# Hong Kong Style Hand Planes



## buktotruth (Nov 15, 2010)

Hi,

Has anyone ever used a Hong Kong Style hand plane (e.g. http://mujingfang.com/eng/itemdetai...'Hong+Kong-Style+High+Angle+Smoothing+Planes'). They seem to all have these dowel-like handles running through them and I'm curious what the correct technique is to use them?

Also, what might be the advantages/disadvantages of these planes compared to other block planes.

Thanks,
Jeff


----------



## Brink (Nov 22, 2010)

I've nevewr used them, but I think they are pulled, not pushed


----------



## mr. jinchao (May 3, 2011)

That would eplain the two handles on either side of the plane. It's made out of rosewood too. If it's cheap, mght be something to buy and mod with better blade?


----------



## jaxonquad (Jan 26, 2011)

I saw an article comparing eastern and western techniques while flipping through magazines at the bookstore last week...just don't remember which magazine it was.....


----------



## Brink (Nov 22, 2010)

jaxonquad said:


> I saw an article comparing eastern and western techniques while flipping through magazines at the bookstore last week...just don't remember which magazine it was.....


I think it was woodworkers journal


----------



## cellophane (Oct 6, 2009)

Lee Valley has some for sale - a pair of them for $50. 
From what I can tell they can be pushed or pulled. 

http://www.leevalley.com/us/wood/page.aspx?p=46320&cat=1,41182,46334

There is a Japanese plane in the shop that I'm taking a class in and its an awesome plane to use but an absolute pain to get the blade set correctly.


----------



## Brian Kent (Jul 16, 2011)

EXERCISE DESCRIPTION » Write the next post in the forum thread on Hong Kong style hand planes, picking up after its final line. The lines that come next have nothing to do with the forum thread above.

DATA RECORDS »
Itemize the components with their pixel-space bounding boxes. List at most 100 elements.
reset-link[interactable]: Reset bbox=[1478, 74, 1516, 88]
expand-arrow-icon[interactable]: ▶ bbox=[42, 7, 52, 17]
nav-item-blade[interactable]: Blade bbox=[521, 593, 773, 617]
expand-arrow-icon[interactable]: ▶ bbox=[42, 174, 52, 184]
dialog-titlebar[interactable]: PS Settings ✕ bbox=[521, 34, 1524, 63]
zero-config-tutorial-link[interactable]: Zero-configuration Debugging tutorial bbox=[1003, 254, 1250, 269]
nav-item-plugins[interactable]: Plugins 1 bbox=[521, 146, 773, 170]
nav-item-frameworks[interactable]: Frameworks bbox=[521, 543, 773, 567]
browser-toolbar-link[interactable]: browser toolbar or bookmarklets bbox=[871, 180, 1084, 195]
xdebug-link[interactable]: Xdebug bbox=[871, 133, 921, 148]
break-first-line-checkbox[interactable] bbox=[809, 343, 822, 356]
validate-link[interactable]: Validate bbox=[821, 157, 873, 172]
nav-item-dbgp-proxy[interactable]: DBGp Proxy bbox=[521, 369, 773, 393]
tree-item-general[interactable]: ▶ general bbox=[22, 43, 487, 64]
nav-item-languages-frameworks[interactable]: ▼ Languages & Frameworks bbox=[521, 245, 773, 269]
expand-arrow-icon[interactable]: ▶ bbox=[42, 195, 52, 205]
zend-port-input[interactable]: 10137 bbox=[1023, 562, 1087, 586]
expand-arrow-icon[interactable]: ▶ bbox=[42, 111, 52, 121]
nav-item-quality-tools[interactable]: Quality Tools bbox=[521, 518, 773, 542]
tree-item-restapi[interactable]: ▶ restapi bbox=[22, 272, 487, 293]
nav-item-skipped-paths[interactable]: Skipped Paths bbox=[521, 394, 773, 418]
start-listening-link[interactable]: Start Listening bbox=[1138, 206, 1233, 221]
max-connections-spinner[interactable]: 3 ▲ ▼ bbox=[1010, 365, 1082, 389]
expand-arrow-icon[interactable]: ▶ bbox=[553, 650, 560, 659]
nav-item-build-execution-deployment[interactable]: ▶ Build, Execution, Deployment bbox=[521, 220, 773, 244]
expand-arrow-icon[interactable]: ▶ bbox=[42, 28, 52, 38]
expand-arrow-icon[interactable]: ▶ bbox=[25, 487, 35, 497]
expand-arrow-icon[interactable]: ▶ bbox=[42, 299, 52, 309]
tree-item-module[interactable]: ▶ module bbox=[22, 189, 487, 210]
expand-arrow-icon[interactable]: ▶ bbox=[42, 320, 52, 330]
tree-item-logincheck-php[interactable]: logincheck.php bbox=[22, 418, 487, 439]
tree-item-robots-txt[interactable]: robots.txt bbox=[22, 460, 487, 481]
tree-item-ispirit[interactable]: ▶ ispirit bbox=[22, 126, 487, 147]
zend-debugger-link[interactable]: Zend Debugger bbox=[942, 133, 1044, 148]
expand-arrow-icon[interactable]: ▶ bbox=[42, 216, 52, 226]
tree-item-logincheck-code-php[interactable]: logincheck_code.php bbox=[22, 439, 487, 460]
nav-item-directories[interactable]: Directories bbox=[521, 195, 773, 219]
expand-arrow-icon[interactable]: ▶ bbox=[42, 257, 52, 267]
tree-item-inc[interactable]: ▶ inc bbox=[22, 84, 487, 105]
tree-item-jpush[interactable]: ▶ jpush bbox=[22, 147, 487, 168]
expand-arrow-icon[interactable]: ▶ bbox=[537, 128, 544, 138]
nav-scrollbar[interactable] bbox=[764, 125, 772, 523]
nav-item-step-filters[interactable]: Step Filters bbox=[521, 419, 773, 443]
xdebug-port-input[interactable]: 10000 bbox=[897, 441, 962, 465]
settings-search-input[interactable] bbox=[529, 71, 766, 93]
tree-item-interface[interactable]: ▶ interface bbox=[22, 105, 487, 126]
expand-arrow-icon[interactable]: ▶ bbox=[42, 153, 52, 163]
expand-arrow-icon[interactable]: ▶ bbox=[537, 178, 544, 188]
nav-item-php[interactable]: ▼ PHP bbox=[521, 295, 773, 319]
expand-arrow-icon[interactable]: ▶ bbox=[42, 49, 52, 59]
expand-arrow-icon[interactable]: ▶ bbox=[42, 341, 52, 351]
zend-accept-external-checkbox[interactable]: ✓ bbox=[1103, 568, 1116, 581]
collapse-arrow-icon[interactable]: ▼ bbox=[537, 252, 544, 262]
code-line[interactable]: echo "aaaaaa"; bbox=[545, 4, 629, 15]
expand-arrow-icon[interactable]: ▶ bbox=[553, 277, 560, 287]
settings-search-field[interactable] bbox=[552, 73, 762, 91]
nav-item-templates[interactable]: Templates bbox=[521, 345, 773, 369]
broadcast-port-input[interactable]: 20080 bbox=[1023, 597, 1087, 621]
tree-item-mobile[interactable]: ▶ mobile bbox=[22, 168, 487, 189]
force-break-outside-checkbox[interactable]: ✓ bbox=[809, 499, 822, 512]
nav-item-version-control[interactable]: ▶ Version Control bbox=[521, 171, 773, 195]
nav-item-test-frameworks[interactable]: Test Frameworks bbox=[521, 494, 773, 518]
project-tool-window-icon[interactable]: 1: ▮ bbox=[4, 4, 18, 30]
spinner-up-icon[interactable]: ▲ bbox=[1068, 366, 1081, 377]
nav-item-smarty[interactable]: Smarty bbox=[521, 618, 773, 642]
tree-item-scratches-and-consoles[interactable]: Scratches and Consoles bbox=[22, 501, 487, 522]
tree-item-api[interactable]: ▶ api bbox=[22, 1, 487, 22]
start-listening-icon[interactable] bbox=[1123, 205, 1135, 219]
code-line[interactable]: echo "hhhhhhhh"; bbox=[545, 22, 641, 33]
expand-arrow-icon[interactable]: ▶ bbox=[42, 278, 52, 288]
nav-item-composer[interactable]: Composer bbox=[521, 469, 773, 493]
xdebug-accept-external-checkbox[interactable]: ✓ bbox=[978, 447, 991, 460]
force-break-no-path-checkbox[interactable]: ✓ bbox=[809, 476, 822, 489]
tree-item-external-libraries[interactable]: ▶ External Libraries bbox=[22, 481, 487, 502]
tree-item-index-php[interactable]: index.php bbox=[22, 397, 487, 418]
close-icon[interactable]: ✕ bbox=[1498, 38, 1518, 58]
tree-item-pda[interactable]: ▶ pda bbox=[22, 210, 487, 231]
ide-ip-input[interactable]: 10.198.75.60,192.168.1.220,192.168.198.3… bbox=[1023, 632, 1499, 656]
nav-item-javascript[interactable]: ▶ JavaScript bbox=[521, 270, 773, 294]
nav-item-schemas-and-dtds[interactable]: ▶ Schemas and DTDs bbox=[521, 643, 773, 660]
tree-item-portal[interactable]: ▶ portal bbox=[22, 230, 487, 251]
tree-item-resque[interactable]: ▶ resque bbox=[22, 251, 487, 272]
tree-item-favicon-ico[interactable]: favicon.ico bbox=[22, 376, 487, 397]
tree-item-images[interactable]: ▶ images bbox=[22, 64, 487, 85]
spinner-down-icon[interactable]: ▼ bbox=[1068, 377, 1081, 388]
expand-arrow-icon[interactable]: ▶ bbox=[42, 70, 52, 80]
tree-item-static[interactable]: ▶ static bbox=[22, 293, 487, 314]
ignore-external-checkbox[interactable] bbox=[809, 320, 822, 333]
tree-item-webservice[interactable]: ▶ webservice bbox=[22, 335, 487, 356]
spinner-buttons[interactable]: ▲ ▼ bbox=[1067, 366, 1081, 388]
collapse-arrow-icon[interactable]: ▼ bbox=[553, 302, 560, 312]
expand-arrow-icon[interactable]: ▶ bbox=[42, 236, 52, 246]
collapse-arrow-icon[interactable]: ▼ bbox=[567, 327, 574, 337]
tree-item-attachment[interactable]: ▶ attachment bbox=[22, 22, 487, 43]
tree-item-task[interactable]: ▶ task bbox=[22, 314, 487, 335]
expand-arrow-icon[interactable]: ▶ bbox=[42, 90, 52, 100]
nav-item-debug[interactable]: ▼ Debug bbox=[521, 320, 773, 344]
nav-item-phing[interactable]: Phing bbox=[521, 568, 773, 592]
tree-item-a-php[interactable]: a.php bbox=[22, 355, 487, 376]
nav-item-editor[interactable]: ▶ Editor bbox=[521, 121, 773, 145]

ANSWER FOR THE TASK »
*I use them and love them*

Yes, they can be pulled, but I remove the handles and push. They are the only low priced hand planes that I consider useable, except for older rehabs.

The most excellent are the high angle Mujingfangs. I bought one because of Lyn Mangiameli's High Angle Smoothing Plane Comparison. The blade is outstanding. This plane will smooth hard, complex grained wood that most of my smoothers cannot handle. Lee Valley sells it 
http://www.leevalley.com/US/wood/page.aspx?p=50251&cat=1,230,41182,41187 
and so does Japan Woodworker
http://www.japanwoodworker.com/product.asp?s=JapanWoodworker&pf_id=98.107.2155&dept_id=13602

I have also tried their little high angle block planes, a smoother and a Jack plane. All work well for a low price. All excellent blades.

I recommend against the Rosewood 1" Rabbet plane. It just does not work.

My smoothing planes for comparison are old Stanley, #3 & #4, a home-made A13 style infill (which works the best), some Krenov-style planes, and an Anant that after much hard work and refining, actually does a half-way decent job. But only half-way.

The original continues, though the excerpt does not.